--- Recorded information ---
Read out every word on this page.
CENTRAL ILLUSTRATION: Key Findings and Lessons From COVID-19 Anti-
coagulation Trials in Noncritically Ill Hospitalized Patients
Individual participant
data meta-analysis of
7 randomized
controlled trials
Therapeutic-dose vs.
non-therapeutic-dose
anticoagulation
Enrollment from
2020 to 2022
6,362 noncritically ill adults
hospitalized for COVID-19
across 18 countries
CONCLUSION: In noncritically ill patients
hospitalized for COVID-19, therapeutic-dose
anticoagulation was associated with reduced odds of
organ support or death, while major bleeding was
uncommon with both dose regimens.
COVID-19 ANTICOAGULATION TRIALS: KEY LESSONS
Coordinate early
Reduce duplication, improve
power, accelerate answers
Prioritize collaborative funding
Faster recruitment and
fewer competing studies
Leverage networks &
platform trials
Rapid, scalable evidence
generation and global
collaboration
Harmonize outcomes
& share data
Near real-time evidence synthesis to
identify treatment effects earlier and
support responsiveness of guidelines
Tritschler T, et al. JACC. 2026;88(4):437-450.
---
▸ **Task directions**:
Your answer should be every entry above, repeated exactly.

▸ **Result**:
Read out every word on this page.
CENTRAL ILLUSTRATION: Key Findings and Lessons From COVID-19 Anti-
coagulation Trials in Noncritically Ill Hospitalized Patients
Individual participant
data meta-analysis of
7 randomized
controlled trials
Therapeutic-dose vs.
non-therapeutic-dose
anticoagulation
Enrollment from
2020 to 2022
6,362 noncritically ill adults
hospitalized for COVID-19
across 18 countries
CONCLUSION: In noncritically ill patients
hospitalized for COVID-19, therapeutic-dose
anticoagulation was associated with reduced odds of
organ support or death, while major bleeding was
uncommon with both dose regimens.
COVID-19 ANTICOAGULATION TRIALS: KEY LESSONS
Coordinate early
Reduce duplication, improve
power, accelerate answers
Prioritize collaborative funding
Faster recruitment and
fewer competing studies
Leverage networks &
platform trials
Rapid, scalable evidence
generation and global
collaboration
Harmonize outcomes
& share data
Near real-time evidence synthesis to
identify treatment effects earlier and
support responsiveness of guidelines
Tritschler T, et al. JACC. 2026;88(4):437-450.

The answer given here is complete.